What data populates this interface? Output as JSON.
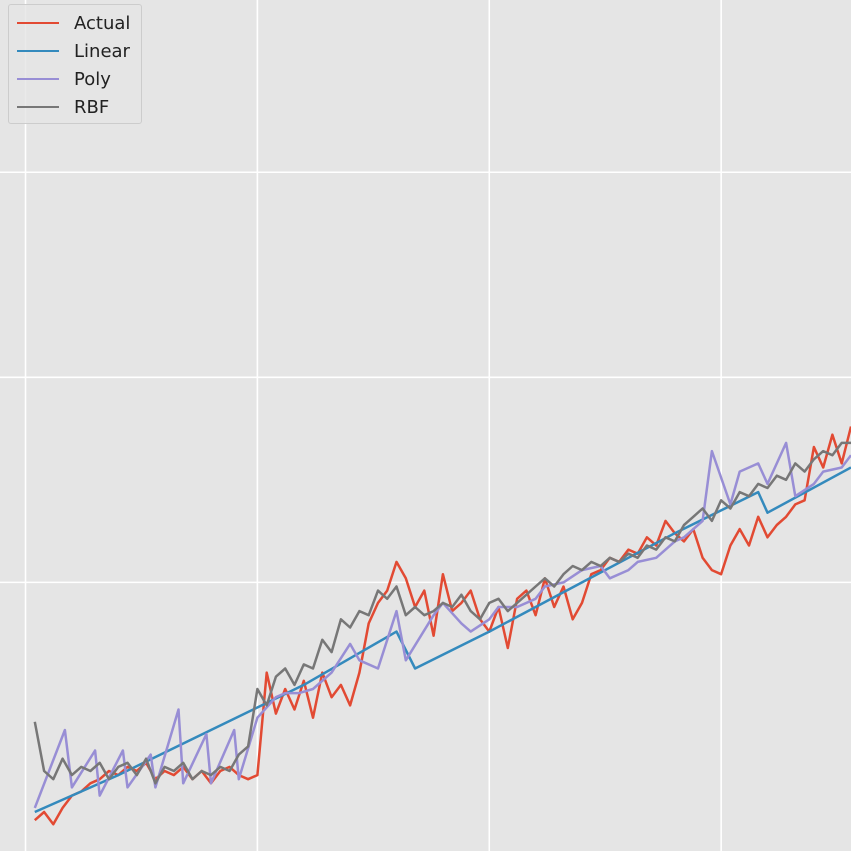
{
  "chart_data": {
    "type": "line",
    "title": "",
    "xlabel": "",
    "ylabel": "",
    "xlim": [
      -0.55,
      17.8
    ],
    "ylim": [
      -6.55,
      14.2
    ],
    "xgrid": [
      0,
      5,
      10,
      15
    ],
    "ygrid": [
      0,
      5,
      10,
      15
    ],
    "grid": true,
    "legend": "top-left",
    "series": [
      {
        "name": "Actual",
        "color": "#e24a33",
        "x": [
          0.2,
          0.4,
          0.6,
          0.8,
          1.0,
          1.2,
          1.4,
          1.6,
          1.8,
          2.0,
          2.2,
          2.4,
          2.6,
          2.8,
          3.0,
          3.2,
          3.4,
          3.6,
          3.8,
          4.0,
          4.2,
          4.4,
          4.6,
          4.8,
          5.0,
          5.2,
          5.4,
          5.6,
          5.8,
          6.0,
          6.2,
          6.4,
          6.6,
          6.8,
          7.0,
          7.2,
          7.4,
          7.6,
          7.8,
          8.0,
          8.2,
          8.4,
          8.6,
          8.8,
          9.0,
          9.2,
          9.4,
          9.6,
          9.8,
          10.0,
          10.2,
          10.4,
          10.6,
          10.8,
          11.0,
          11.2,
          11.4,
          11.6,
          11.8,
          12.0,
          12.2,
          12.4,
          12.6,
          12.8,
          13.0,
          13.2,
          13.4,
          13.6,
          13.8,
          14.0,
          14.2,
          14.4,
          14.6,
          14.8,
          15.0,
          15.2,
          15.4,
          15.6,
          15.8,
          16.0,
          16.2,
          16.4,
          16.6,
          16.8,
          17.0,
          17.2,
          17.4,
          17.6,
          17.8
        ],
        "values": [
          -5.8,
          -5.6,
          -5.9,
          -5.5,
          -5.2,
          -5.1,
          -4.9,
          -4.8,
          -4.6,
          -4.7,
          -4.5,
          -4.6,
          -4.4,
          -4.8,
          -4.6,
          -4.7,
          -4.5,
          -4.8,
          -4.6,
          -4.9,
          -4.6,
          -4.5,
          -4.7,
          -4.8,
          -4.7,
          -2.2,
          -3.2,
          -2.6,
          -3.1,
          -2.4,
          -3.3,
          -2.2,
          -2.8,
          -2.5,
          -3.0,
          -2.2,
          -1.0,
          -0.5,
          -0.2,
          0.5,
          0.1,
          -0.6,
          -0.2,
          -1.3,
          0.2,
          -0.7,
          -0.5,
          -0.2,
          -0.9,
          -1.2,
          -0.6,
          -1.6,
          -0.4,
          -0.2,
          -0.8,
          0.1,
          -0.6,
          -0.1,
          -0.9,
          -0.5,
          0.2,
          0.3,
          0.6,
          0.5,
          0.8,
          0.7,
          1.1,
          0.9,
          1.5,
          1.2,
          1.0,
          1.3,
          0.6,
          0.3,
          0.2,
          0.9,
          1.3,
          0.9,
          1.6,
          1.1,
          1.4,
          1.6,
          1.9,
          2.0,
          3.3,
          2.8,
          3.6,
          2.9,
          3.8
        ]
      },
      {
        "name": "Linear",
        "color": "#348abd",
        "x": [
          0.2,
          2.0,
          4.0,
          6.0,
          8.0,
          8.4,
          10.0,
          12.0,
          14.0,
          15.8,
          16.0,
          17.8
        ],
        "values": [
          -5.6,
          -4.7,
          -3.6,
          -2.5,
          -1.2,
          -2.1,
          -1.2,
          0.0,
          1.2,
          2.2,
          1.7,
          2.8
        ]
      },
      {
        "name": "Poly",
        "color": "#988ed5",
        "x": [
          0.2,
          0.85,
          1.0,
          1.5,
          1.6,
          2.1,
          2.2,
          2.7,
          2.8,
          3.3,
          3.4,
          3.9,
          4.0,
          4.5,
          4.6,
          5.0,
          5.4,
          5.6,
          5.9,
          6.2,
          6.6,
          7.0,
          7.2,
          7.6,
          8.0,
          8.2,
          8.8,
          9.0,
          9.4,
          9.6,
          10.0,
          10.2,
          10.6,
          11.0,
          11.2,
          11.6,
          12.0,
          12.4,
          12.6,
          13.0,
          13.2,
          13.6,
          14.0,
          14.2,
          14.6,
          14.8,
          15.2,
          15.4,
          15.8,
          16.0,
          16.4,
          16.6,
          17.0,
          17.2,
          17.6,
          17.8
        ],
        "values": [
          -5.5,
          -3.6,
          -5.0,
          -4.1,
          -5.2,
          -4.1,
          -5.0,
          -4.2,
          -5.0,
          -3.1,
          -4.9,
          -3.7,
          -4.9,
          -3.6,
          -4.8,
          -3.3,
          -2.8,
          -2.7,
          -2.7,
          -2.6,
          -2.2,
          -1.5,
          -1.9,
          -2.1,
          -0.7,
          -1.9,
          -0.8,
          -0.5,
          -1.0,
          -1.2,
          -0.9,
          -0.6,
          -0.6,
          -0.4,
          -0.1,
          0.0,
          0.3,
          0.4,
          0.1,
          0.3,
          0.5,
          0.6,
          1.0,
          1.1,
          1.5,
          3.2,
          1.9,
          2.7,
          2.9,
          2.4,
          3.4,
          2.1,
          2.4,
          2.7,
          2.8,
          3.1
        ]
      },
      {
        "name": "RBF",
        "color": "#777777",
        "x": [
          0.2,
          0.4,
          0.6,
          0.8,
          1.0,
          1.2,
          1.4,
          1.6,
          1.8,
          2.0,
          2.2,
          2.4,
          2.6,
          2.8,
          3.0,
          3.2,
          3.4,
          3.6,
          3.8,
          4.0,
          4.2,
          4.4,
          4.6,
          4.8,
          5.0,
          5.2,
          5.4,
          5.6,
          5.8,
          6.0,
          6.2,
          6.4,
          6.6,
          6.8,
          7.0,
          7.2,
          7.4,
          7.6,
          7.8,
          8.0,
          8.2,
          8.4,
          8.6,
          8.8,
          9.0,
          9.2,
          9.4,
          9.6,
          9.8,
          10.0,
          10.2,
          10.4,
          10.6,
          10.8,
          11.0,
          11.2,
          11.4,
          11.6,
          11.8,
          12.0,
          12.2,
          12.4,
          12.6,
          12.8,
          13.0,
          13.2,
          13.4,
          13.6,
          13.8,
          14.0,
          14.2,
          14.4,
          14.6,
          14.8,
          15.0,
          15.2,
          15.4,
          15.6,
          15.8,
          16.0,
          16.2,
          16.4,
          16.6,
          16.8,
          17.0,
          17.2,
          17.4,
          17.6,
          17.8
        ],
        "values": [
          -3.4,
          -4.6,
          -4.8,
          -4.3,
          -4.7,
          -4.5,
          -4.6,
          -4.4,
          -4.8,
          -4.5,
          -4.4,
          -4.7,
          -4.3,
          -4.9,
          -4.5,
          -4.6,
          -4.4,
          -4.8,
          -4.6,
          -4.7,
          -4.5,
          -4.6,
          -4.2,
          -4.0,
          -2.6,
          -3.0,
          -2.3,
          -2.1,
          -2.5,
          -2.0,
          -2.1,
          -1.4,
          -1.7,
          -0.9,
          -1.1,
          -0.7,
          -0.8,
          -0.2,
          -0.4,
          -0.1,
          -0.8,
          -0.6,
          -0.8,
          -0.7,
          -0.5,
          -0.6,
          -0.3,
          -0.7,
          -0.9,
          -0.5,
          -0.4,
          -0.7,
          -0.5,
          -0.3,
          -0.1,
          0.1,
          -0.1,
          0.2,
          0.4,
          0.3,
          0.5,
          0.4,
          0.6,
          0.5,
          0.7,
          0.6,
          0.9,
          0.8,
          1.1,
          1.0,
          1.4,
          1.6,
          1.8,
          1.5,
          2.0,
          1.8,
          2.2,
          2.1,
          2.4,
          2.3,
          2.6,
          2.5,
          2.9,
          2.7,
          3.0,
          3.2,
          3.1,
          3.4,
          3.4
        ]
      }
    ]
  }
}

····················

What is being asked:
The material above holds pictures; copy everything else in it exactly.

Exercise solution:
What data populates this interface? Output as JSON.
{
  "chart_data": {
    "type": "line",
    "title": "",
    "xlabel": "",
    "ylabel": "",
    "xlim": [
      -0.55,
      17.8
    ],
    "ylim": [
      -6.55,
      14.2
    ],
    "xgrid": [
      0,
      5,
      10,
      15
    ],
    "ygrid": [
      0,
      5,
      10,
      15
    ],
    "grid": true,
    "legend": "top-left",
    "series": [
      {
        "name": "Actual",
        "color": "#e24a33",
        "x": [
          0.2,
          0.4,
          0.6,
          0.8,
          1.0,
          1.2,
          1.4,
          1.6,
          1.8,
          2.0,
          2.2,
          2.4,
          2.6,
          2.8,
          3.0,
          3.2,
          3.4,
          3.6,
          3.8,
          4.0,
          4.2,
          4.4,
          4.6,
          4.8,
          5.0,
          5.2,
          5.4,
          5.6,
          5.8,
          6.0,
          6.2,
          6.4,
          6.6,
          6.8,
          7.0,
          7.2,
          7.4,
          7.6,
          7.8,
          8.0,
          8.2,
          8.4,
          8.6,
          8.8,
          9.0,
          9.2,
          9.4,
          9.6,
          9.8,
          10.0,
          10.2,
          10.4,
          10.6,
          10.8,
          11.0,
          11.2,
          11.4,
          11.6,
          11.8,
          12.0,
          12.2,
          12.4,
          12.6,
          12.8,
          13.0,
          13.2,
          13.4,
          13.6,
          13.8,
          14.0,
          14.2,
          14.4,
          14.6,
          14.8,
          15.0,
          15.2,
          15.4,
          15.6,
          15.8,
          16.0,
          16.2,
          16.4,
          16.6,
          16.8,
          17.0,
          17.2,
          17.4,
          17.6,
          17.8
        ],
        "values": [
          -5.8,
          -5.6,
          -5.9,
          -5.5,
          -5.2,
          -5.1,
          -4.9,
          -4.8,
          -4.6,
          -4.7,
          -4.5,
          -4.6,
          -4.4,
          -4.8,
          -4.6,
          -4.7,
          -4.5,
          -4.8,
          -4.6,
          -4.9,
          -4.6,
          -4.5,
          -4.7,
          -4.8,
          -4.7,
          -2.2,
          -3.2,
          -2.6,
          -3.1,
          -2.4,
          -3.3,
          -2.2,
          -2.8,
          -2.5,
          -3.0,
          -2.2,
          -1.0,
          -0.5,
          -0.2,
          0.5,
          0.1,
          -0.6,
          -0.2,
          -1.3,
          0.2,
          -0.7,
          -0.5,
          -0.2,
          -0.9,
          -1.2,
          -0.6,
          -1.6,
          -0.4,
          -0.2,
          -0.8,
          0.1,
          -0.6,
          -0.1,
          -0.9,
          -0.5,
          0.2,
          0.3,
          0.6,
          0.5,
          0.8,
          0.7,
          1.1,
          0.9,
          1.5,
          1.2,
          1.0,
          1.3,
          0.6,
          0.3,
          0.2,
          0.9,
          1.3,
          0.9,
          1.6,
          1.1,
          1.4,
          1.6,
          1.9,
          2.0,
          3.3,
          2.8,
          3.6,
          2.9,
          3.8
        ]
      },
      {
        "name": "Linear",
        "color": "#348abd",
        "x": [
          0.2,
          2.0,
          4.0,
          6.0,
          8.0,
          8.4,
          10.0,
          12.0,
          14.0,
          15.8,
          16.0,
          17.8
        ],
        "values": [
          -5.6,
          -4.7,
          -3.6,
          -2.5,
          -1.2,
          -2.1,
          -1.2,
          0.0,
          1.2,
          2.2,
          1.7,
          2.8
        ]
      },
      {
        "name": "Poly",
        "color": "#988ed5",
        "x": [
          0.2,
          0.85,
          1.0,
          1.5,
          1.6,
          2.1,
          2.2,
          2.7,
          2.8,
          3.3,
          3.4,
          3.9,
          4.0,
          4.5,
          4.6,
          5.0,
          5.4,
          5.6,
          5.9,
          6.2,
          6.6,
          7.0,
          7.2,
          7.6,
          8.0,
          8.2,
          8.8,
          9.0,
          9.4,
          9.6,
          10.0,
          10.2,
          10.6,
          11.0,
          11.2,
          11.6,
          12.0,
          12.4,
          12.6,
          13.0,
          13.2,
          13.6,
          14.0,
          14.2,
          14.6,
          14.8,
          15.2,
          15.4,
          15.8,
          16.0,
          16.4,
          16.6,
          17.0,
          17.2,
          17.6,
          17.8
        ],
        "values": [
          -5.5,
          -3.6,
          -5.0,
          -4.1,
          -5.2,
          -4.1,
          -5.0,
          -4.2,
          -5.0,
          -3.1,
          -4.9,
          -3.7,
          -4.9,
          -3.6,
          -4.8,
          -3.3,
          -2.8,
          -2.7,
          -2.7,
          -2.6,
          -2.2,
          -1.5,
          -1.9,
          -2.1,
          -0.7,
          -1.9,
          -0.8,
          -0.5,
          -1.0,
          -1.2,
          -0.9,
          -0.6,
          -0.6,
          -0.4,
          -0.1,
          0.0,
          0.3,
          0.4,
          0.1,
          0.3,
          0.5,
          0.6,
          1.0,
          1.1,
          1.5,
          3.2,
          1.9,
          2.7,
          2.9,
          2.4,
          3.4,
          2.1,
          2.4,
          2.7,
          2.8,
          3.1
        ]
      },
      {
        "name": "RBF",
        "color": "#777777",
        "x": [
          0.2,
          0.4,
          0.6,
          0.8,
          1.0,
          1.2,
          1.4,
          1.6,
          1.8,
          2.0,
          2.2,
          2.4,
          2.6,
          2.8,
          3.0,
          3.2,
          3.4,
          3.6,
          3.8,
          4.0,
          4.2,
          4.4,
          4.6,
          4.8,
          5.0,
          5.2,
          5.4,
          5.6,
          5.8,
          6.0,
          6.2,
          6.4,
          6.6,
          6.8,
          7.0,
          7.2,
          7.4,
          7.6,
          7.8,
          8.0,
          8.2,
          8.4,
          8.6,
          8.8,
          9.0,
          9.2,
          9.4,
          9.6,
          9.8,
          10.0,
          10.2,
          10.4,
          10.6,
          10.8,
          11.0,
          11.2,
          11.4,
          11.6,
          11.8,
          12.0,
          12.2,
          12.4,
          12.6,
          12.8,
          13.0,
          13.2,
          13.4,
          13.6,
          13.8,
          14.0,
          14.2,
          14.4,
          14.6,
          14.8,
          15.0,
          15.2,
          15.4,
          15.6,
          15.8,
          16.0,
          16.2,
          16.4,
          16.6,
          16.8,
          17.0,
          17.2,
          17.4,
          17.6,
          17.8
        ],
        "values": [
          -3.4,
          -4.6,
          -4.8,
          -4.3,
          -4.7,
          -4.5,
          -4.6,
          -4.4,
          -4.8,
          -4.5,
          -4.4,
          -4.7,
          -4.3,
          -4.9,
          -4.5,
          -4.6,
          -4.4,
          -4.8,
          -4.6,
          -4.7,
          -4.5,
          -4.6,
          -4.2,
          -4.0,
          -2.6,
          -3.0,
          -2.3,
          -2.1,
          -2.5,
          -2.0,
          -2.1,
          -1.4,
          -1.7,
          -0.9,
          -1.1,
          -0.7,
          -0.8,
          -0.2,
          -0.4,
          -0.1,
          -0.8,
          -0.6,
          -0.8,
          -0.7,
          -0.5,
          -0.6,
          -0.3,
          -0.7,
          -0.9,
          -0.5,
          -0.4,
          -0.7,
          -0.5,
          -0.3,
          -0.1,
          0.1,
          -0.1,
          0.2,
          0.4,
          0.3,
          0.5,
          0.4,
          0.6,
          0.5,
          0.7,
          0.6,
          0.9,
          0.8,
          1.1,
          1.0,
          1.4,
          1.6,
          1.8,
          1.5,
          2.0,
          1.8,
          2.2,
          2.1,
          2.4,
          2.3,
          2.6,
          2.5,
          2.9,
          2.7,
          3.0,
          3.2,
          3.1,
          3.4,
          3.4
        ]
      }
    ]
  }
}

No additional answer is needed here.